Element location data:

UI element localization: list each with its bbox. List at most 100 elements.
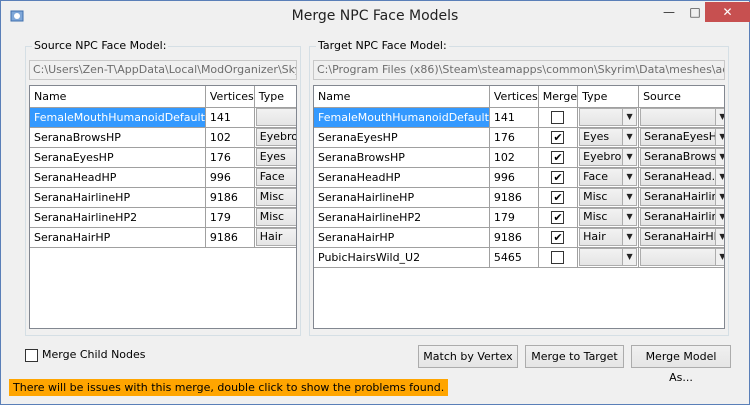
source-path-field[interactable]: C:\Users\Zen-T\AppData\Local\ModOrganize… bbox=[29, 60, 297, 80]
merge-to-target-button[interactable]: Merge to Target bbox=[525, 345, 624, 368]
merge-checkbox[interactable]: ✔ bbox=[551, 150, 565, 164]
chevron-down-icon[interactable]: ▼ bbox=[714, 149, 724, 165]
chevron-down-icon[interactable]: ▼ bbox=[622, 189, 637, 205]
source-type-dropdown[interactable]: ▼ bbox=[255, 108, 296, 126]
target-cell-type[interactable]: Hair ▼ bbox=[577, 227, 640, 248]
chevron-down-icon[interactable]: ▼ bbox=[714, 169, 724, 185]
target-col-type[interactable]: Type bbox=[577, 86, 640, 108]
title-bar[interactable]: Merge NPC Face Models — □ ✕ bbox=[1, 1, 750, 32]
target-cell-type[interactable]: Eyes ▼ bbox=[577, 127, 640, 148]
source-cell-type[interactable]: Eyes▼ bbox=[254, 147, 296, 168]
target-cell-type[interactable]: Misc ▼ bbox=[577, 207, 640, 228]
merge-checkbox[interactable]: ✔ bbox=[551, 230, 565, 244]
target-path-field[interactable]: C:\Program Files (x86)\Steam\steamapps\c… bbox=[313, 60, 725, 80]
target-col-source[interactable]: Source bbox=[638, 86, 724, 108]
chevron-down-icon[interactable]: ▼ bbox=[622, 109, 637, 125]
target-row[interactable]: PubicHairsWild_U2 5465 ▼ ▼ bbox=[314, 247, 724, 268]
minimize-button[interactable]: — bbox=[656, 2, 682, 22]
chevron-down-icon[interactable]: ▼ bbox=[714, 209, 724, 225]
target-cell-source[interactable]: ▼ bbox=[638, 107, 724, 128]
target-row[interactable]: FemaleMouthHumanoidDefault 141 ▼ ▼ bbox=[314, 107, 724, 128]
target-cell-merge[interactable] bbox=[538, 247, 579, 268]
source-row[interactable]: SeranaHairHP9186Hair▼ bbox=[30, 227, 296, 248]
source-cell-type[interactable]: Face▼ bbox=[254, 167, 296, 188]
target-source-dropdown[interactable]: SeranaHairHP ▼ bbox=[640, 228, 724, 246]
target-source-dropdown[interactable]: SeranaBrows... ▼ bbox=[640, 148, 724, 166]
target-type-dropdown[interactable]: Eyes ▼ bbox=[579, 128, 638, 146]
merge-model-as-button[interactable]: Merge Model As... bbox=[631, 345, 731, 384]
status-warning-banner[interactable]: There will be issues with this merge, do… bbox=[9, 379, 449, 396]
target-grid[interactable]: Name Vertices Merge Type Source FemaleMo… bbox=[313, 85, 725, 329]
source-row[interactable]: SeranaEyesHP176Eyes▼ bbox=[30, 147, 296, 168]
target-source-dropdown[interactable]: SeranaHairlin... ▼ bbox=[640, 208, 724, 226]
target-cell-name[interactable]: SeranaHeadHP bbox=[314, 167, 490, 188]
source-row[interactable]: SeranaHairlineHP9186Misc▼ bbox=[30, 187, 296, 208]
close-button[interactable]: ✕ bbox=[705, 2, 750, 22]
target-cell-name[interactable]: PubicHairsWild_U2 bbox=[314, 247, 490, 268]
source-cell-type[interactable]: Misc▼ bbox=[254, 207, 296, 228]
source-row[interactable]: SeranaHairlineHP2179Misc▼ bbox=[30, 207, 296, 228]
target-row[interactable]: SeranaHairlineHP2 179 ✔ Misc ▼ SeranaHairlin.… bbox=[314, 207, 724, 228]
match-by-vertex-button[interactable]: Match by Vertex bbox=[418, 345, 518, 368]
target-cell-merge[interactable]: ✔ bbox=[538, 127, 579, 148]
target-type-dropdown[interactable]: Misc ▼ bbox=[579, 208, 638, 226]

■ REQUIREMENT: Return every line of the entries above that contains the string "path". Case counts.

■ ANSWER TO THE TASK:
source-path-field[interactable]: C:\Users\Zen-T\AppData\Local\ModOrganize… bbox=[29, 60, 297, 80]
target-path-field[interactable]: C:\Program Files (x86)\Steam\steamapps\c… bbox=[313, 60, 725, 80]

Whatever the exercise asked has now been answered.